## EXERCISE TASK
Extract the lines that hold the string "계산합니다".

## Collected data entries
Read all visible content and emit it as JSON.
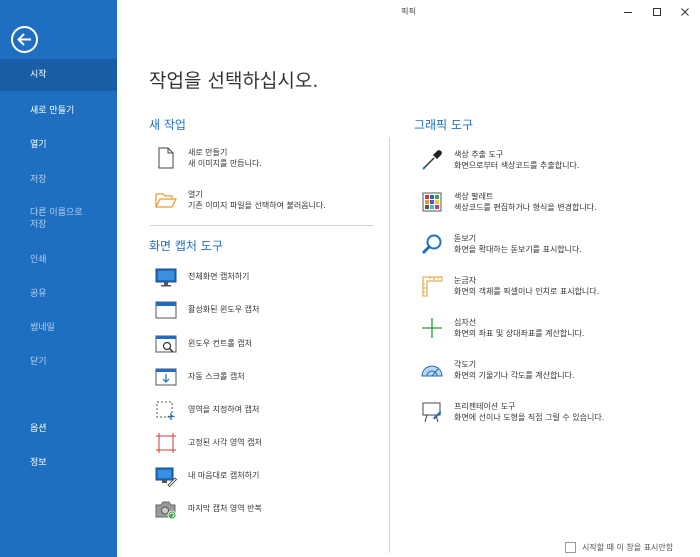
{
  "app": {
    "title": "픽픽"
  },
  "sidebar": {
    "items": [
      {
        "label": "시작"
      },
      {
        "label": "새로 만들기"
      },
      {
        "label": "열기"
      },
      {
        "label": "저장"
      },
      {
        "label": "다른 이름으로\n저장"
      },
      {
        "label": "인쇄"
      },
      {
        "label": "공유"
      },
      {
        "label": "썸네일"
      },
      {
        "label": "닫기"
      },
      {
        "label": "옵션"
      },
      {
        "label": "정보"
      }
    ]
  },
  "main": {
    "heading": "작업을 선택하십시오.",
    "new_task": {
      "title": "새 작업",
      "items": [
        {
          "name": "새로 만들기",
          "desc": "새 이미지를 만듭니다.",
          "icon": "blank-page-icon"
        },
        {
          "name": "열기",
          "desc": "기존 이미지 파일을 선택하여 불러옵니다.",
          "icon": "open-folder-icon"
        }
      ]
    },
    "capture": {
      "title": "화면 캡처 도구",
      "items": [
        {
          "label": "전체화면 캡처하기",
          "icon": "monitor-icon"
        },
        {
          "label": "활성화된 윈도우 캡처",
          "icon": "active-window-icon"
        },
        {
          "label": "윈도우 컨트롤 캡처",
          "icon": "window-control-icon"
        },
        {
          "label": "자동 스크롤 캡처",
          "icon": "scroll-capture-icon"
        },
        {
          "label": "영역을 지정하여 캡처",
          "icon": "region-select-icon"
        },
        {
          "label": "고정된 사각 영역 캡처",
          "icon": "fixed-rect-icon"
        },
        {
          "label": "내 마음대로 캡처하기",
          "icon": "freehand-icon"
        },
        {
          "label": "마지막 캡처 영역 반복",
          "icon": "repeat-camera-icon"
        }
      ]
    },
    "graphic": {
      "title": "그래픽 도구",
      "items": [
        {
          "name": "색상 추출 도구",
          "desc": "화면으로부터 색상코드를 추출합니다.",
          "icon": "eyedropper-icon"
        },
        {
          "name": "색상 팔레트",
          "desc": "색상코드를 편집하거나 형식을 변경합니다.",
          "icon": "palette-icon"
        },
        {
          "name": "돋보기",
          "desc": "화면을 확대하는 돋보기를 표시합니다.",
          "icon": "magnifier-icon"
        },
        {
          "name": "눈금자",
          "desc": "화면의 객체를 픽셀이나 인치로 표시합니다.",
          "icon": "ruler-icon"
        },
        {
          "name": "십자선",
          "desc": "화면의 좌표 및 상대좌표를 계산합니다.",
          "icon": "crosshair-icon"
        },
        {
          "name": "각도기",
          "desc": "화면의 기울기나 각도를 계산합니다.",
          "icon": "protractor-icon"
        },
        {
          "name": "프리젠테이션 도구",
          "desc": "화면에 선이나 도형을 직접 그릴 수 있습니다.",
          "icon": "whiteboard-icon"
        }
      ]
    }
  },
  "footer": {
    "checkbox_label": "시작할 때 이 창을 표시안함"
  }
}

## SOLUTION TO THIS PROBLEM
          "desc": "화면의 좌표 및 상대좌표를 계산합니다.",
          "desc": "화면의 기울기나 각도를 계산합니다.",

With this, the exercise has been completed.